What you should do: Below are records. Copy every line with "content" in it.

Material provided:
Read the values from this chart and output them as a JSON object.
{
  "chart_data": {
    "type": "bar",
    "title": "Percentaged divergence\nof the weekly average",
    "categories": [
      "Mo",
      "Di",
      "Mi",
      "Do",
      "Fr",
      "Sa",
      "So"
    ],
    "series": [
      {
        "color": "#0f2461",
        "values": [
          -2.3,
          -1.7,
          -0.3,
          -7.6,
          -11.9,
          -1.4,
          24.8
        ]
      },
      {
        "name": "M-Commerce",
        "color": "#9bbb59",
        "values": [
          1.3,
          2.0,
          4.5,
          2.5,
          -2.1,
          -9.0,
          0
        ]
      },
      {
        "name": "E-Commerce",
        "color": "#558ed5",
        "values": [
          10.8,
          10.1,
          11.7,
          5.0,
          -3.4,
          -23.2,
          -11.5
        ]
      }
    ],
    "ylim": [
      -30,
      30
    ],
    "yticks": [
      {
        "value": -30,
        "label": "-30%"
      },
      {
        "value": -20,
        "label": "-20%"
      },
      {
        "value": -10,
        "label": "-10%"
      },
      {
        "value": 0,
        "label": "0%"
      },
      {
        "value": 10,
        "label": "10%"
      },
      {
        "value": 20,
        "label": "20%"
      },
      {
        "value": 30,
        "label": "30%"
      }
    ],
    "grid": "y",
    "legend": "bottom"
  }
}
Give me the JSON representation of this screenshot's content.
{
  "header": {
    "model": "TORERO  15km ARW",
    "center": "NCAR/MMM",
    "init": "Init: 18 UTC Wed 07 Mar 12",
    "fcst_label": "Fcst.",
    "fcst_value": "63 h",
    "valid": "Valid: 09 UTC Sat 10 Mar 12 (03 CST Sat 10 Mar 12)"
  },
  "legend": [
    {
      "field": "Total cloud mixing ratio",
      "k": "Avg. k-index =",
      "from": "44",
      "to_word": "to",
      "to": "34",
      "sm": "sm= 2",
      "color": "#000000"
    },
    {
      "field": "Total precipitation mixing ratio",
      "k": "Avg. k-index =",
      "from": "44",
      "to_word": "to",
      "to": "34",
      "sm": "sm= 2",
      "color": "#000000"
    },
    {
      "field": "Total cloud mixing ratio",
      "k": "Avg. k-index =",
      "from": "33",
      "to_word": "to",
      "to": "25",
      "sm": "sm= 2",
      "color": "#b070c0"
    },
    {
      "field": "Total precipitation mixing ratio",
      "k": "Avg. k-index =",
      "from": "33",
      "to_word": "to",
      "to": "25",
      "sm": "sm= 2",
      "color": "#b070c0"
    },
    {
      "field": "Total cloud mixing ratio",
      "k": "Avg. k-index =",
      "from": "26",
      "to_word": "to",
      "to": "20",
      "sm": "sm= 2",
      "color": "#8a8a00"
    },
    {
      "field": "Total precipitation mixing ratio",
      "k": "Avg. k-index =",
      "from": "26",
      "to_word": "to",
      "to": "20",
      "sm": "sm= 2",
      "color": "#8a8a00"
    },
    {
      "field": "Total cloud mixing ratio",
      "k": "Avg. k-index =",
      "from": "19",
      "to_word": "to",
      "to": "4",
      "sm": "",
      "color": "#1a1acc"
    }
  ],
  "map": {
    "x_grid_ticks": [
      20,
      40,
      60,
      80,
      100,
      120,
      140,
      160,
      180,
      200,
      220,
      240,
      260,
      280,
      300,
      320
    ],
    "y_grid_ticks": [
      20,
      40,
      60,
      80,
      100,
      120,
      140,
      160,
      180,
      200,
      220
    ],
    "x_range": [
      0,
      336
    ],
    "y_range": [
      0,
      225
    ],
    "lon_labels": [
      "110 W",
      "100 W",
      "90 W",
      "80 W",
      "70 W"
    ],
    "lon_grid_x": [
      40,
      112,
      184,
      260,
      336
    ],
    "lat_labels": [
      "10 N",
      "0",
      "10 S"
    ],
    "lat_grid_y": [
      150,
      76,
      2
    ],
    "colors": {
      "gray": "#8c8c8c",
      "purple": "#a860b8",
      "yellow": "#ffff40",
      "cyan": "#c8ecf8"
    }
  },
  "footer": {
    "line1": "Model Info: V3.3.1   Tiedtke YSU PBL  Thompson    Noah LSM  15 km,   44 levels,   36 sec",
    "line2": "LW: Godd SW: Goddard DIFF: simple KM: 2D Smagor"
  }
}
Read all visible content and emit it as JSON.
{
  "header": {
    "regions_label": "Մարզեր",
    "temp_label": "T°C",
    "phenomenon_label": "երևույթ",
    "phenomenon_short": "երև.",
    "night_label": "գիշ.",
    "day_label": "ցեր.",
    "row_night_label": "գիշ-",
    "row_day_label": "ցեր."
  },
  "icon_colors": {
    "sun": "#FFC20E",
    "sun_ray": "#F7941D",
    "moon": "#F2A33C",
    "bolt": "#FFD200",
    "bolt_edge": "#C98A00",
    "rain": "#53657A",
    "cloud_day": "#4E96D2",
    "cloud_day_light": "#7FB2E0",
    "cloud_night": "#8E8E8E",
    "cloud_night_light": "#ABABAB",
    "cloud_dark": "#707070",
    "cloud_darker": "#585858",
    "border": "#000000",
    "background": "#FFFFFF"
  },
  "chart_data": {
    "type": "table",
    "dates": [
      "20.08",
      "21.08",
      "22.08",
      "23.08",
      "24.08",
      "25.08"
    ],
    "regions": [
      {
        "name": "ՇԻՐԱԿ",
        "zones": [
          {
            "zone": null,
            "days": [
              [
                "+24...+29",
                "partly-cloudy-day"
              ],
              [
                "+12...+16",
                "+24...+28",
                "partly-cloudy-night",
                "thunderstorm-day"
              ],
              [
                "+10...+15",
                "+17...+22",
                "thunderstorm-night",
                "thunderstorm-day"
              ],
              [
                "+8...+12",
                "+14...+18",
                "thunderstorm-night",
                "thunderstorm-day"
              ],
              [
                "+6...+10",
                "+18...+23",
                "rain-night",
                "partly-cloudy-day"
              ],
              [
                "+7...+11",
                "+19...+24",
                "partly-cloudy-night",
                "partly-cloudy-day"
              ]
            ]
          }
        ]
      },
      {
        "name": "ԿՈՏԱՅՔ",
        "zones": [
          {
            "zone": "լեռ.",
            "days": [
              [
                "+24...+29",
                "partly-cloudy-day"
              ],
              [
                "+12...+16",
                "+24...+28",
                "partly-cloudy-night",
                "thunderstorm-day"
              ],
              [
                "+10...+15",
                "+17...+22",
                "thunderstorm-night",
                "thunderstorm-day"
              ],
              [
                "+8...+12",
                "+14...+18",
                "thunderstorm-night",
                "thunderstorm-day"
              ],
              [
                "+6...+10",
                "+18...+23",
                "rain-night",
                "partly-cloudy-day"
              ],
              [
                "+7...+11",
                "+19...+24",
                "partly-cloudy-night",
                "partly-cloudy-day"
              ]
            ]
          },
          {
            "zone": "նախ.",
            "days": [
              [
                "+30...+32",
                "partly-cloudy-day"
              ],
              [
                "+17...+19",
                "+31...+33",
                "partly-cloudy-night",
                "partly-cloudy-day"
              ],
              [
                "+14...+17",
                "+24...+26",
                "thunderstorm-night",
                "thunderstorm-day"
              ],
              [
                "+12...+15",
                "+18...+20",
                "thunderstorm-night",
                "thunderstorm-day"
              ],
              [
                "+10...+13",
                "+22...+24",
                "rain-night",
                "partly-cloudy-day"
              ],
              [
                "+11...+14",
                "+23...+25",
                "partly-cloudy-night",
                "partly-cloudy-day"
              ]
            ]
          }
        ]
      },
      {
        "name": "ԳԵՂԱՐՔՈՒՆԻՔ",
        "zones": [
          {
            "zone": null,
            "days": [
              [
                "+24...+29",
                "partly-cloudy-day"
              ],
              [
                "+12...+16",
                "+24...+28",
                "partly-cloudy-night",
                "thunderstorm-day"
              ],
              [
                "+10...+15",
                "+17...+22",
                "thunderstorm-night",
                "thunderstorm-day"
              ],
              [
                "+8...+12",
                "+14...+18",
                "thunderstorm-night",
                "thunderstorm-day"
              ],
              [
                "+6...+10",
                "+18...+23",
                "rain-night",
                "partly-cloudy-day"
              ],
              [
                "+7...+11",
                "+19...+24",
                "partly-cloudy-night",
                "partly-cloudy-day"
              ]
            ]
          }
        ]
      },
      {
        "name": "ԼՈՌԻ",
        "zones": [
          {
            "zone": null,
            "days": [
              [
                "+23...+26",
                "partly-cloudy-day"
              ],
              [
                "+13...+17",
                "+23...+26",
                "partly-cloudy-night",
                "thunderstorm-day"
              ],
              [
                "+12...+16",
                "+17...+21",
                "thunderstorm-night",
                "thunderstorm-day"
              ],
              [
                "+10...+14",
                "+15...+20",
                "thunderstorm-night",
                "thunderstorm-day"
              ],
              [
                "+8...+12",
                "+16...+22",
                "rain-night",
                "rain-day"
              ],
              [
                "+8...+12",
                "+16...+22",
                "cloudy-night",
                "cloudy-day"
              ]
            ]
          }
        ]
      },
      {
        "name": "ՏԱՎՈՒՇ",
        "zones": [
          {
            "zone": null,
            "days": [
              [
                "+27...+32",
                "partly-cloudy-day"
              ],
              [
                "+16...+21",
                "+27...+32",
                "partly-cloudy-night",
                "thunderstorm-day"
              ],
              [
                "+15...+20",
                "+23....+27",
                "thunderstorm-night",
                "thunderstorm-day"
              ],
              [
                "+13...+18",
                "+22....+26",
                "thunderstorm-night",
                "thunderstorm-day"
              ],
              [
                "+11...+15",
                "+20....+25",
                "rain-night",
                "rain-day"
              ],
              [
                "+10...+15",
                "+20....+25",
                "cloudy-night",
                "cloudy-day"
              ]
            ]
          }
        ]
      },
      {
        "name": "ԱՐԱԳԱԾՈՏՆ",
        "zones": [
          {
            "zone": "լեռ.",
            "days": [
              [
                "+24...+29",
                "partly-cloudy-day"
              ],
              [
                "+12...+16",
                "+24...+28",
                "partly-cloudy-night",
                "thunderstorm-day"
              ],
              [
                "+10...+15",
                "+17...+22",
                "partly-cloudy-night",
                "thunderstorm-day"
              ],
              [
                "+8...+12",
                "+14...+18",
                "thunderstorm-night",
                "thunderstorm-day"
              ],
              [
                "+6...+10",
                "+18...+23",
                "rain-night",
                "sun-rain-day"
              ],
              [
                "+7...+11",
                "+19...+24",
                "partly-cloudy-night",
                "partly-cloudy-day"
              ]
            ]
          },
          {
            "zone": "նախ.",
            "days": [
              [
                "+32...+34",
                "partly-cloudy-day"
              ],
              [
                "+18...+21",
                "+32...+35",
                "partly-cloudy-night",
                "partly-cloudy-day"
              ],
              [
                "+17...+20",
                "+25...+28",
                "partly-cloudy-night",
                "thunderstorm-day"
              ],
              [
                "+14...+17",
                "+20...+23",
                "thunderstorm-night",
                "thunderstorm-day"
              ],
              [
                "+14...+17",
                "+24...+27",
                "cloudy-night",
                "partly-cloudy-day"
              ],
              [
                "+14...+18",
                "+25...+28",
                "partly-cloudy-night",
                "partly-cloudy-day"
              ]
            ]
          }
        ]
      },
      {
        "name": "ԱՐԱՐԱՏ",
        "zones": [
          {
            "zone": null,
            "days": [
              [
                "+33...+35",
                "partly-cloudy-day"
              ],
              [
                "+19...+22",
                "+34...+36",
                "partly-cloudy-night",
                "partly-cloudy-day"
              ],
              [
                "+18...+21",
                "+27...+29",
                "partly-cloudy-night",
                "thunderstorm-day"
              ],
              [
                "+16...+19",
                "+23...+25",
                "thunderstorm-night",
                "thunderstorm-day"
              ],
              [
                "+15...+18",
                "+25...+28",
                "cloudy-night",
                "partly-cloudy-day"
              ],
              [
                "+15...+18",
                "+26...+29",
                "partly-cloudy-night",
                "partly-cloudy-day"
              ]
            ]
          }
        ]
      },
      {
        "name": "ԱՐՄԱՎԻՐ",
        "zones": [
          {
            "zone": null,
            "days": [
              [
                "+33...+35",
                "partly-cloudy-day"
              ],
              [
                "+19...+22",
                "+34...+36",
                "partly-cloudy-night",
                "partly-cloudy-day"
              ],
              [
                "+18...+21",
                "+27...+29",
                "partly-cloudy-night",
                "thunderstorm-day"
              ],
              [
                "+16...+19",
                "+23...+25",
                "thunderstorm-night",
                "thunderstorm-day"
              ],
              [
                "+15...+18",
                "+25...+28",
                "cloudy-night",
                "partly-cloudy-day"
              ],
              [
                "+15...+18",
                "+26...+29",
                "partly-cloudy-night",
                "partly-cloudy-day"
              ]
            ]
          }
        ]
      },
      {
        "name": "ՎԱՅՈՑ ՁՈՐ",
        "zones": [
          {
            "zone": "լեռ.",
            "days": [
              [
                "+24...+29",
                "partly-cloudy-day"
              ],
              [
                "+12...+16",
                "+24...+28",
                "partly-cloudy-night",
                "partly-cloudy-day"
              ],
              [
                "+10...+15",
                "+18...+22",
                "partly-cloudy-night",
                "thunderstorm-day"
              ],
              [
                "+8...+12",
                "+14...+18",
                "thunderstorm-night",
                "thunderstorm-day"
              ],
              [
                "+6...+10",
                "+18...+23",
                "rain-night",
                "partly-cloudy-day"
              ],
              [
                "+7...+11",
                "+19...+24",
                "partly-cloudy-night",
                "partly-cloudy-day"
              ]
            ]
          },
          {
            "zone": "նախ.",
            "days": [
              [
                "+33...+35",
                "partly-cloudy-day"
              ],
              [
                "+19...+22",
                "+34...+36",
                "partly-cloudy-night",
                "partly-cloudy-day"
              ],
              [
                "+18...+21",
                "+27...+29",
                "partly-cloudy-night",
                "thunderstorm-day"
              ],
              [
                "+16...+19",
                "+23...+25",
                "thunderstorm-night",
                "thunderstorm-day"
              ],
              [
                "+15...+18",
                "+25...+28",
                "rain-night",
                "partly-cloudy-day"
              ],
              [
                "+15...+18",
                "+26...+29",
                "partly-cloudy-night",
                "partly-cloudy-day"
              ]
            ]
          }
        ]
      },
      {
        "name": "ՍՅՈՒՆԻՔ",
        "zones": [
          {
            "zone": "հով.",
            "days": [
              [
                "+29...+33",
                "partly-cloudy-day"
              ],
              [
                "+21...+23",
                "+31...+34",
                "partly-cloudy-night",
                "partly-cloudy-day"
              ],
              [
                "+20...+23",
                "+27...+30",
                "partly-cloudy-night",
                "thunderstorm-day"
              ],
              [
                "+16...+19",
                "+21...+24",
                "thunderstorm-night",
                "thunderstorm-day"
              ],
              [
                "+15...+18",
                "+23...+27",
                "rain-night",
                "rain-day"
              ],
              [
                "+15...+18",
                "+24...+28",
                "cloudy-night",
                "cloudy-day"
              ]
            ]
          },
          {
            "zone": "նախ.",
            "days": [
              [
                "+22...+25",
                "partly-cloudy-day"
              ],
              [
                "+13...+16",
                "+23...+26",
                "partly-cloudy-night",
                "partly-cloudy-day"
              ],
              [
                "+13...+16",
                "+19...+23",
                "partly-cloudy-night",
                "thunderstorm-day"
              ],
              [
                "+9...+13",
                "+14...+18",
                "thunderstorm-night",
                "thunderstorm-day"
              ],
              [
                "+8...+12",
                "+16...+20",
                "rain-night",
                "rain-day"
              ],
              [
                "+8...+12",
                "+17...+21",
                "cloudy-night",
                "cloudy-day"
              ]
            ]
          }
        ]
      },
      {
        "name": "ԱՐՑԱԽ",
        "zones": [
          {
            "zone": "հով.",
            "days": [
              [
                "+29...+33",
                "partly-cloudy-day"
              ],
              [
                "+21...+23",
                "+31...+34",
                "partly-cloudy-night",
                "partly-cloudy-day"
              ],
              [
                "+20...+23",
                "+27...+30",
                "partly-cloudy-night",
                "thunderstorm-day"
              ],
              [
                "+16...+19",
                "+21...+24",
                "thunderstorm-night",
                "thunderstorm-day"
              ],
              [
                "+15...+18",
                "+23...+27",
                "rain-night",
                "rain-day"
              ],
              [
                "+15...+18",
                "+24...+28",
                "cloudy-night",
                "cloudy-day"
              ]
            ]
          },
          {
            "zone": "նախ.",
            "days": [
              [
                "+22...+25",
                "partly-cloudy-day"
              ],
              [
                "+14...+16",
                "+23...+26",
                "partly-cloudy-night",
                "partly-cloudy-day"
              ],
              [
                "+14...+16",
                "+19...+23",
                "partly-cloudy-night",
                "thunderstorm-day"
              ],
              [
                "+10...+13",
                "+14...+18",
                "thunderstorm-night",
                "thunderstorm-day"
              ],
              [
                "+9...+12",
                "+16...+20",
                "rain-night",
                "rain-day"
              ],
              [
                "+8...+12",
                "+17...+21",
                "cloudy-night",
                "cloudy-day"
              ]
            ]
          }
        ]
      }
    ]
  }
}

Correct answer:
Give me the JSON representation of this screenshot's content.
Read all visible content and emit it as JSON.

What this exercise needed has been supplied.